Collected data:
* Begin *
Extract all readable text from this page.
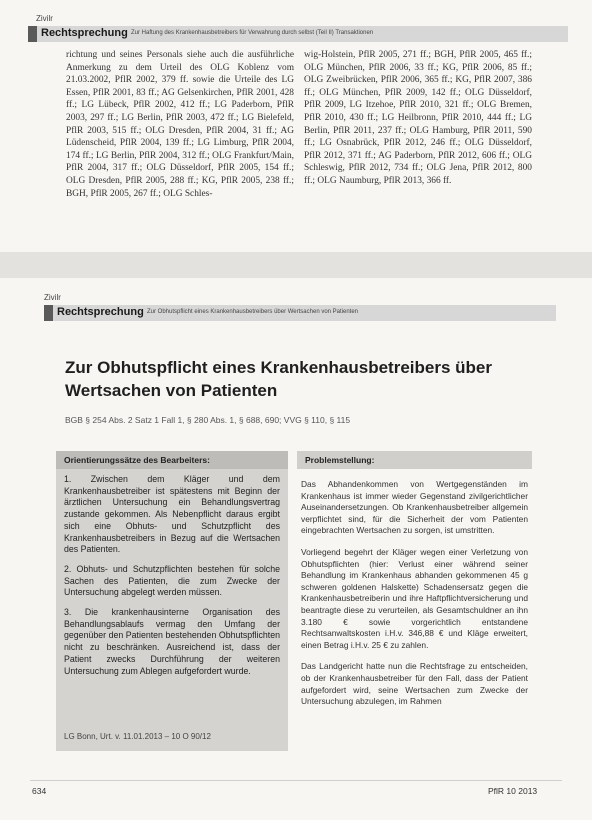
Zivilr
Rechtsprechung Zur Haftung des Krankenhausbetreibers für Verwahrung durch selbst (Teil II) Transaktionen

richtung und seines Personals siehe auch die ausführliche Anmerkung zu dem Urteil des OLG Koblenz vom 21.03.2002, PflR 2002, 379 ff. sowie die Urteile des LG Essen, PflR 2001, 83 ff.; AG Gelsenkirchen, PflR 2001, 428 ff.; LG Lübeck, PflR 2002, 412 ff.; LG Paderborn, PflR 2003, 297 ff.; LG Berlin, PflR 2003, 472 ff.; LG Bielefeld, PflR 2003, 515 ff.; OLG Dresden, PflR 2004, 31 ff.; AG Lüdenscheid, PflR 2004, 139 ff.; LG Limburg, PflR 2004, 174 ff.; LG Berlin, PflR 2004, 312 ff.; OLG Frankfurt/Main, PflR 2004, 317 ff.; OLG Düsseldorf, PflR 2005, 154 ff.; OLG Dresden, PflR 2005, 288 ff.; KG, PflR 2005, 238 ff.; BGH, PflR 2005, 267 ff.; OLG Schles-

wig-Holstein, PflR 2005, 271 ff.; BGH, PflR 2005, 465 ff.; OLG München, PflR 2006, 33 ff.; KG, PflR 2006, 85 ff.; OLG Zweibrücken, PflR 2006, 365 ff.; KG, PflR 2007, 386 ff.; OLG München, PflR 2009, 142 ff.; OLG Düsseldorf, PflR 2009, LG Itzehoe, PflR 2010, 321 ff.; OLG Bremen, PflR 2010, 430 ff.; LG Heilbronn, PflR 2010, 444 ff.; LG Berlin, PflR 2011, 237 ff.; OLG Hamburg, PflR 2011, 590 ff.; LG Osnabrück, PflR 2012, 246 ff.; OLG Düsseldorf, PflR 2012, 371 ff.; AG Paderborn, PflR 2012, 606 ff.; OLG Schleswig, PflR 2012, 734 ff.; OLG Jena, PflR 2012, 800 ff.; OLG Naumburg, PflR 2013, 366 ff.

Zivilr
Rechtsprechung Zur Obhutspflicht eines Krankenhausbetreibers über Wertsachen von Patienten
Zur Obhutspflicht eines Krankenhausbetreibers über Wertsachen von Patienten
BGB § 254 Abs. 2 Satz 1 Fall 1, § 280 Abs. 1, § 688, 690; VVG § 110, § 115
Orientierungssätze des Bearbeiters:

1. Zwischen dem Kläger und dem Krankenhausbetreiber ist spätestens mit Beginn der ärztlichen Untersuchung ein Behandlungsvertrag zustande gekommen. Als Nebenpflicht daraus ergibt sich eine Obhuts- und Schutzpflicht des Krankenhausbetreibers in Bezug auf die Wertsachen des Patienten.

2. Obhuts- und Schutzpflichten bestehen für solche Sachen des Patienten, die zum Zwecke der Untersuchung abgelegt werden müssen.

3. Die krankenhausinterne Organisation des Behandlungsablaufs vermag den Umfang der gegenüber den Patienten bestehenden Obhutspflichten nicht zu beschränken. Ausreichend ist, dass der Patient zwecks Durchführung der weiteren Untersuchung zum Ablegen aufgefordert wurde.

LG Bonn, Urt. v. 11.01.2013 – 10 O 90/12
Problemstellung:

Das Abhandenkommen von Wertgegenständen im Krankenhaus ist immer wieder Gegenstand zivilgerichtlicher Auseinandersetzungen. Ob Krankenhausbetreiber allgemein verpflichtet sind, für die Sicherheit der vom Patienten eingebrachten Wertsachen zu sorgen, ist umstritten.

Vorliegend begehrt der Kläger wegen einer Verletzung von Obhutspflichten (hier: Verlust einer während seiner Behandlung im Krankenhaus abhanden gekommenen 45 g schweren goldenen Halskette) Schadensersatz gegen die Krankenhausbetreiberin und ihre Haftpflichtversicherung und beantragte diese zu verurteilen, als Gesamtschuldner an ihn 3.180 € sowie vorgerichtlich entstandene Rechtsanwaltskosten i.H.v. 346,88 € und Kläge erweitert, einen Betrag i.H.v. 25 € zu zahlen.

Das Landgericht hatte nun die Rechtsfrage zu entscheiden, ob der Krankenhausbetreiber für den Fall, dass der Patient aufgefordert wird, seine Wertsachen zum Zwecke der Untersuchung abzulegen, im Rahmen

634	PflR 10 2013
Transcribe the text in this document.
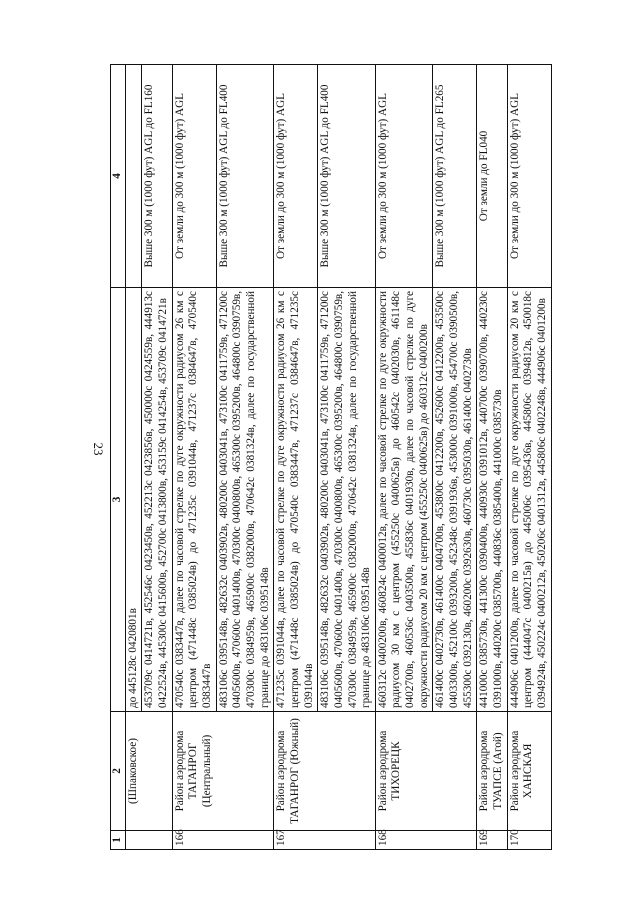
23
1	2	3	4
	(Шпаковское)	до 445128с 0420801в	
		453709с 0414721в, 452546с 0423450в, 452213с 0423856в, 450000с 0424559в, 444913с 0422524в, 445300с 0415600в, 452700с 0413800в, 453159с 0414254в, 453709с 0414721в	Выше 300 м (1000 фут) AGL до FL160
166	Район аэродрома ТАГАНРОГ (Центральный)	470540с 0383447в, далее по часовой стрелке по дуге окружности радиусом 26 км с центром (471448с 0385024в) до 471235с 0391044в, 471237с 0384647в, 470540с 0383447в	От земли до 300 м (1000 фут) AGL
		483106с 0395148в, 482632с 0403902в, 480200с 0403041в, 473100с 0411759в, 471200с 0405600в, 470600с 0401400в, 470300с 0400800в, 465300с 0395200в, 464800с 0390759в, 470300с 0384959в, 465900с 0382000в, 470642с 0381324в, далее по государственной границе до 483106с 0395148в	Выше 300 м (1000 фут) AGL до FL400
167	Район аэродрома ТАГАНРОГ (Южный)	471235с 0391044в, далее по часовой стрелке по дуге окружности радиусом 26 км с центром (471448с 0385024в) до 470540с 0383447в, 471237с 0384647в, 471235с 0391044в	От земли до 300 м (1000 фут) AGL
		483106с 0395148в, 482632с 0403902в, 480200с 0403041в, 473100с 0411759в, 471200с 0405600в, 470600с 0401400в, 470300с 0400800в, 465300с 0395200в, 464800с 0390759в, 470300с 0384959в, 465900с 0382000в, 470642с 0381324в, далее по государственной границе до 483106с 0395148в	Выше 300 м (1000 фут) AGL до FL400
168	Район аэродрома ТИХОРЕЦК	460312с 0400200в, 460824с 0400012в, далее по часовой стрелке по дуге окружности радиусом 30 км с центром (455250с 0400625в) до 460542с 0402030в, 461148с 0402700в, 460536с 0403500в, 455836с 0401930в, далее по часовой стрелке по дуге окружности радиусом 20 км с центром (455250с 0400625в) до 460312с 0400200в	От земли до 300 м (1000 фут) AGL
		461400с 0402730в, 461400с 0404700в, 453800с 0412200в, 452600с 0412200в, 453500с 0403300в, 452100с 0393200в, 452348с 0391936в, 453000с 0391000в, 454700с 0390500в, 455300с 0392130в, 460200с 0392630в, 460730с 0395030в, 461400с 0402730в	Выше 300 м (1000 фут) AGL до FL265
169	Район аэродрома ТУАПСЕ (Агой)	441000с 0385730в, 441300с 0390400в, 440930с 0391012в, 440700с 0390700в, 440230с 0391000в, 440200с 0385700в, 440836с 0385400в, 441000с 0385730в	От земли до FL040
170	Район аэродрома ХАНСКАЯ	444906с 0401200в, далее по часовой стрелке по дуге окружности радиусом 20 км с центром (444047с 0400215в) до 445006с 0395436в, 445806с 0394812в, 450018с 0394924в, 450224с 0400212в, 450206с 0401312в, 445806с 0402248в, 444906с 0401200в	От земли до 300 м (1000 фут) AGL
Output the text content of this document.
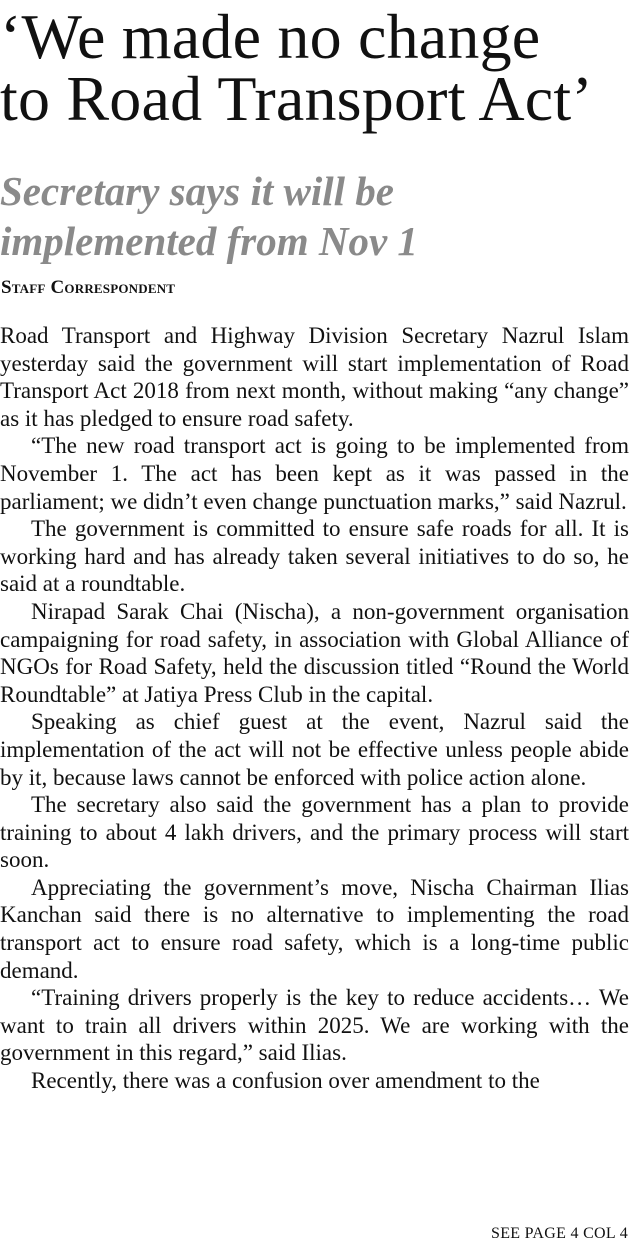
‘We made no change
to Road Transport Act’
Secretary says it will be
implemented from Nov 1
Staff Correspondent

Road Transport and Highway Division Secretary Nazrul Islam yesterday said the government will start implementation of Road Transport Act 2018 from next month, without making “any change” as it has pledged to ensure road safety.

“The new road transport act is going to be implemented from November 1. The act has been kept as it was passed in the parliament; we didn’t even change punctuation marks,” said Nazrul.

The government is committed to ensure safe roads for all. It is working hard and has already taken several initiatives to do so, he said at a roundtable.

Nirapad Sarak Chai (Nischa), a non-government organisation campaigning for road safety, in association with Global Alliance of NGOs for Road Safety, held the discussion titled “Round the World Roundtable” at Jatiya Press Club in the capital.

Speaking as chief guest at the event, Nazrul said the implementation of the act will not be effective unless people abide by it, because laws cannot be enforced with police action alone.

The secretary also said the government has a plan to provide training to about 4 lakh drivers, and the primary process will start soon.

Appreciating the government’s move, Nischa Chairman Ilias Kanchan said there is no alternative to implementing the road transport act to ensure road safety, which is a long-time public demand.

“Training drivers properly is the key to reduce accidents… We want to train all drivers within 2025. We are working with the government in this regard,” said Ilias.

Recently, there was a confusion over amendment to the

SEE PAGE 4 COL 4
* End *
**PROBLEM TO SOLVE**: Pull out all lines containing the word "there" from the entries above.

**OUTPUT FOR THIS EXERCISE**:
Appreciating the government’s move, Nischa Chairman Ilias Kanchan said there is no alternative to implementing the road transport act to ensure road safety, which is a long-time public demand.
Recently, there was a confusion over amendment to the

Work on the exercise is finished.